### Goal
Take the data that follows and retype it word for word.

### Rows from a figure dataset
_ _ _ _

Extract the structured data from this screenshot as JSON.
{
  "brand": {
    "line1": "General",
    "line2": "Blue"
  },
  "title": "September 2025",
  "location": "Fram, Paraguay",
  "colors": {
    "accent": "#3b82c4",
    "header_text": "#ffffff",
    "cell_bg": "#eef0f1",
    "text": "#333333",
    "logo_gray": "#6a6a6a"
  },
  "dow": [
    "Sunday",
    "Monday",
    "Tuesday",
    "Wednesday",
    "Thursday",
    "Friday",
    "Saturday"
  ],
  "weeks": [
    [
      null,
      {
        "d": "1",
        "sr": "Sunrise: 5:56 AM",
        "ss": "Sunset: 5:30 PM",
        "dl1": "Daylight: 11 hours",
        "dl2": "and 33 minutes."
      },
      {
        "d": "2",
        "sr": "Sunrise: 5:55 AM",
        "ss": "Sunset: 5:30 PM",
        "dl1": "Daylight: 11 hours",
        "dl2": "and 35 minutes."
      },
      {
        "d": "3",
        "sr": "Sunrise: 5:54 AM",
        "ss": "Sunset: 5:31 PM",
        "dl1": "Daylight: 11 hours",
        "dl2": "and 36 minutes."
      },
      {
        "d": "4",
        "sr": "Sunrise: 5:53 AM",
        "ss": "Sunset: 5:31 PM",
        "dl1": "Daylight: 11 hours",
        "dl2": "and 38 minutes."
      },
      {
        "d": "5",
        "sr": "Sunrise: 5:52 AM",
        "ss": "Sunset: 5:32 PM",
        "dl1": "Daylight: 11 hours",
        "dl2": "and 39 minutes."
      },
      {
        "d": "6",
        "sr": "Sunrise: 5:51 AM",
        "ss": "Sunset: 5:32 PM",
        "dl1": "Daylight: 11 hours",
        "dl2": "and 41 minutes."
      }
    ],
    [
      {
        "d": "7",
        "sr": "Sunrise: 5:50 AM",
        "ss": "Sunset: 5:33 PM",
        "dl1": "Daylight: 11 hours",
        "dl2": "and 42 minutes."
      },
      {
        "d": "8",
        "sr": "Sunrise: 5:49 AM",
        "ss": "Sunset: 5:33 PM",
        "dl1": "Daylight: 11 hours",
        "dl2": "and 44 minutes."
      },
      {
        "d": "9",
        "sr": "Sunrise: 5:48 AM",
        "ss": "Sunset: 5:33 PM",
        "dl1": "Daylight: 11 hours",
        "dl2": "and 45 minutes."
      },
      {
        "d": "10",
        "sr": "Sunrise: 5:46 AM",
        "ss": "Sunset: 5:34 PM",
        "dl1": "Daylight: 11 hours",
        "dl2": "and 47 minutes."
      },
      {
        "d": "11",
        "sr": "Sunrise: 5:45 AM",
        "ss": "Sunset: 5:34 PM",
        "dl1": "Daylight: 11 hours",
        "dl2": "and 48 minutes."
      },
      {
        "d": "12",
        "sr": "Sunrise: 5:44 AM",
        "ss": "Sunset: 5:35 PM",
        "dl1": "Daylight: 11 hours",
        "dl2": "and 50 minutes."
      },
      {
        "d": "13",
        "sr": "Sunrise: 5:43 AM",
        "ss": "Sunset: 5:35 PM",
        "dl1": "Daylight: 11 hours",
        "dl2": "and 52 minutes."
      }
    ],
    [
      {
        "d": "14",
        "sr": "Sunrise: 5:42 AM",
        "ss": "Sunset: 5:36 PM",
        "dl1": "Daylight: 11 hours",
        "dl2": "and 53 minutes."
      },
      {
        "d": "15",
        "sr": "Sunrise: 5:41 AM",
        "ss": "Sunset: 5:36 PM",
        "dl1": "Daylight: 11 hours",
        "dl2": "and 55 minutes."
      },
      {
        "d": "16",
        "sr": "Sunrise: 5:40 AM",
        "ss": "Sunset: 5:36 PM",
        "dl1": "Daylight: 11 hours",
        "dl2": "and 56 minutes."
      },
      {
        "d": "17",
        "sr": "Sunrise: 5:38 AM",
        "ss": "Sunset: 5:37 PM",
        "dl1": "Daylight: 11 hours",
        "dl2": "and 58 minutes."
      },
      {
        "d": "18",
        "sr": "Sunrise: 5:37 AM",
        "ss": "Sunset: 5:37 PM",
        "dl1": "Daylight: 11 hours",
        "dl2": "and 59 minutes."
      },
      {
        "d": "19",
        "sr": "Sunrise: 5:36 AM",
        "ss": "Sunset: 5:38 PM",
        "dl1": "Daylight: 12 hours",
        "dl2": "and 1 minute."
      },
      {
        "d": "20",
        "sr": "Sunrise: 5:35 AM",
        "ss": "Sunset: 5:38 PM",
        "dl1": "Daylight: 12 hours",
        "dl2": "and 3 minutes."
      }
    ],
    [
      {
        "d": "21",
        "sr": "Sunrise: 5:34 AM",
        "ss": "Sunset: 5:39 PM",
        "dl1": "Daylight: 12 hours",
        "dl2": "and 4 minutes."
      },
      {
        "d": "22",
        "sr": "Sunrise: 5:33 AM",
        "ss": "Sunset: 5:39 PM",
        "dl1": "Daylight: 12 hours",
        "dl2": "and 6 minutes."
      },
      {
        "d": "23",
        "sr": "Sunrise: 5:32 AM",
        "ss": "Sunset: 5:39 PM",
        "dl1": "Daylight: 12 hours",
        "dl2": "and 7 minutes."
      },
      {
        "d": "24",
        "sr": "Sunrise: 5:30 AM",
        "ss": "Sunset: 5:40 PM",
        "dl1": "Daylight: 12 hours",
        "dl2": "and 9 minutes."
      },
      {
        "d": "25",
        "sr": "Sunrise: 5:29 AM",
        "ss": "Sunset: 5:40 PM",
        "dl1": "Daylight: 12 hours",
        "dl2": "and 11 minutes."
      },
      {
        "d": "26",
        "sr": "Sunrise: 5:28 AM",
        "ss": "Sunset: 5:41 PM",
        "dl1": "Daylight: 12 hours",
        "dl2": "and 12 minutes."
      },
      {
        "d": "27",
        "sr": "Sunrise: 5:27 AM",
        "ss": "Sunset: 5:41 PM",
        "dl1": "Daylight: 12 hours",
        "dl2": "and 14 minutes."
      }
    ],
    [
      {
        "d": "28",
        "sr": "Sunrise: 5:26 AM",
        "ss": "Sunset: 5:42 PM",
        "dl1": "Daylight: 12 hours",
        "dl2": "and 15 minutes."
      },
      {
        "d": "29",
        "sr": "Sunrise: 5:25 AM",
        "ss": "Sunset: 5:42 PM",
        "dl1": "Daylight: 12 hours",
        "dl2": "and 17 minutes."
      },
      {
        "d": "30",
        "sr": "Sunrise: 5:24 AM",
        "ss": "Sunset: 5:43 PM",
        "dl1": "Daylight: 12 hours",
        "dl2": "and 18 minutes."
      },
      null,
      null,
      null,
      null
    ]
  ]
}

_ _ _ _

### Reply to the task
Extract the structured data from this screenshot as JSON.
{
  "brand": {
    "line1": "General",
    "line2": "Blue"
  },
  "title": "September 2025",
  "location": "Fram, Paraguay",
  "colors": {
    "accent": "#3b82c4",
    "header_text": "#ffffff",
    "cell_bg": "#eef0f1",
    "text": "#333333",
    "logo_gray": "#6a6a6a"
  },
  "dow": [
    "Sunday",
    "Monday",
    "Tuesday",
    "Wednesday",
    "Thursday",
    "Friday",
    "Saturday"
  ],
  "weeks": [
    [
      null,
      {
        "d": "1",
        "sr": "Sunrise: 5:56 AM",
        "ss": "Sunset: 5:30 PM",
        "dl1": "Daylight: 11 hours",
        "dl2": "and 33 minutes."
      },
      {
        "d": "2",
        "sr": "Sunrise: 5:55 AM",
        "ss": "Sunset: 5:30 PM",
        "dl1": "Daylight: 11 hours",
        "dl2": "and 35 minutes."
      },
      {
        "d": "3",
        "sr": "Sunrise: 5:54 AM",
        "ss": "Sunset: 5:31 PM",
        "dl1": "Daylight: 11 hours",
        "dl2": "and 36 minutes."
      },
      {
        "d": "4",
        "sr": "Sunrise: 5:53 AM",
        "ss": "Sunset: 5:31 PM",
        "dl1": "Daylight: 11 hours",
        "dl2": "and 38 minutes."
      },
      {
        "d": "5",
        "sr": "Sunrise: 5:52 AM",
        "ss": "Sunset: 5:32 PM",
        "dl1": "Daylight: 11 hours",
        "dl2": "and 39 minutes."
      },
      {
        "d": "6",
        "sr": "Sunrise: 5:51 AM",
        "ss": "Sunset: 5:32 PM",
        "dl1": "Daylight: 11 hours",
        "dl2": "and 41 minutes."
      }
    ],
    [
      {
        "d": "7",
        "sr": "Sunrise: 5:50 AM",
        "ss": "Sunset: 5:33 PM",
        "dl1": "Daylight: 11 hours",
        "dl2": "and 42 minutes."
      },
      {
        "d": "8",
        "sr": "Sunrise: 5:49 AM",
        "ss": "Sunset: 5:33 PM",
        "dl1": "Daylight: 11 hours",
        "dl2": "and 44 minutes."
      },
      {
        "d": "9",
        "sr": "Sunrise: 5:48 AM",
        "ss": "Sunset: 5:33 PM",
        "dl1": "Daylight: 11 hours",
        "dl2": "and 45 minutes."
      },
      {
        "d": "10",
        "sr": "Sunrise: 5:46 AM",
        "ss": "Sunset: 5:34 PM",
        "dl1": "Daylight: 11 hours",
        "dl2": "and 47 minutes."
      },
      {
        "d": "11",
        "sr": "Sunrise: 5:45 AM",
        "ss": "Sunset: 5:34 PM",
        "dl1": "Daylight: 11 hours",
        "dl2": "and 48 minutes."
      },
      {
        "d": "12",
        "sr": "Sunrise: 5:44 AM",
        "ss": "Sunset: 5:35 PM",
        "dl1": "Daylight: 11 hours",
        "dl2": "and 50 minutes."
      },
      {
        "d": "13",
        "sr": "Sunrise: 5:43 AM",
        "ss": "Sunset: 5:35 PM",
        "dl1": "Daylight: 11 hours",
        "dl2": "and 52 minutes."
      }
    ],
    [
      {
        "d": "14",
        "sr": "Sunrise: 5:42 AM",
        "ss": "Sunset: 5:36 PM",
        "dl1": "Daylight: 11 hours",
        "dl2": "and 53 minutes."
      },
      {
        "d": "15",
        "sr": "Sunrise: 5:41 AM",
        "ss": "Sunset: 5:36 PM",
        "dl1": "Daylight: 11 hours",
        "dl2": "and 55 minutes."
      },
      {
        "d": "16",
        "sr": "Sunrise: 5:40 AM",
        "ss": "Sunset: 5:36 PM",
        "dl1": "Daylight: 11 hours",
        "dl2": "and 56 minutes."
      },
      {
        "d": "17",
        "sr": "Sunrise: 5:38 AM",
        "ss": "Sunset: 5:37 PM",
        "dl1": "Daylight: 11 hours",
        "dl2": "and 58 minutes."
      },
      {
        "d": "18",
        "sr": "Sunrise: 5:37 AM",
        "ss": "Sunset: 5:37 PM",
        "dl1": "Daylight: 11 hours",
        "dl2": "and 59 minutes."
      },
      {
        "d": "19",
        "sr": "Sunrise: 5:36 AM",
        "ss": "Sunset: 5:38 PM",
        "dl1": "Daylight: 12 hours",
        "dl2": "and 1 minute."
      },
      {
        "d": "20",
        "sr": "Sunrise: 5:35 AM",
        "ss": "Sunset: 5:38 PM",
        "dl1": "Daylight: 12 hours",
        "dl2": "and 3 minutes."
      }
    ],
    [
      {
        "d": "21",
        "sr": "Sunrise: 5:34 AM",
        "ss": "Sunset: 5:39 PM",
        "dl1": "Daylight: 12 hours",
        "dl2": "and 4 minutes."
      },
      {
        "d": "22",
        "sr": "Sunrise: 5:33 AM",
        "ss": "Sunset: 5:39 PM",
        "dl1": "Daylight: 12 hours",
        "dl2": "and 6 minutes."
      },
      {
        "d": "23",
        "sr": "Sunrise: 5:32 AM",
        "ss": "Sunset: 5:39 PM",
        "dl1": "Daylight: 12 hours",
        "dl2": "and 7 minutes."
      },
      {
        "d": "24",
        "sr": "Sunrise: 5:30 AM",
        "ss": "Sunset: 5:40 PM",
        "dl1": "Daylight: 12 hours",
        "dl2": "and 9 minutes."
      },
      {
        "d": "25",
        "sr": "Sunrise: 5:29 AM",
        "ss": "Sunset: 5:40 PM",
        "dl1": "Daylight: 12 hours",
        "dl2": "and 11 minutes."
      },
      {
        "d": "26",
        "sr": "Sunrise: 5:28 AM",
        "ss": "Sunset: 5:41 PM",
        "dl1": "Daylight: 12 hours",
        "dl2": "and 12 minutes."
      },
      {
        "d": "27",
        "sr": "Sunrise: 5:27 AM",
        "ss": "Sunset: 5:41 PM",
        "dl1": "Daylight: 12 hours",
        "dl2": "and 14 minutes."
      }
    ],
    [
      {
        "d": "28",
        "sr": "Sunrise: 5:26 AM",
        "ss": "Sunset: 5:42 PM",
        "dl1": "Daylight: 12 hours",
        "dl2": "and 15 minutes."
      },
      {
        "d": "29",
        "sr": "Sunrise: 5:25 AM",
        "ss": "Sunset: 5:42 PM",
        "dl1": "Daylight: 12 hours",
        "dl2": "and 17 minutes."
      },
      {
        "d": "30",
        "sr": "Sunrise: 5:24 AM",
        "ss": "Sunset: 5:43 PM",
        "dl1": "Daylight: 12 hours",
        "dl2": "and 18 minutes."
      },
      null,
      null,
      null,
      null
    ]
  ]
}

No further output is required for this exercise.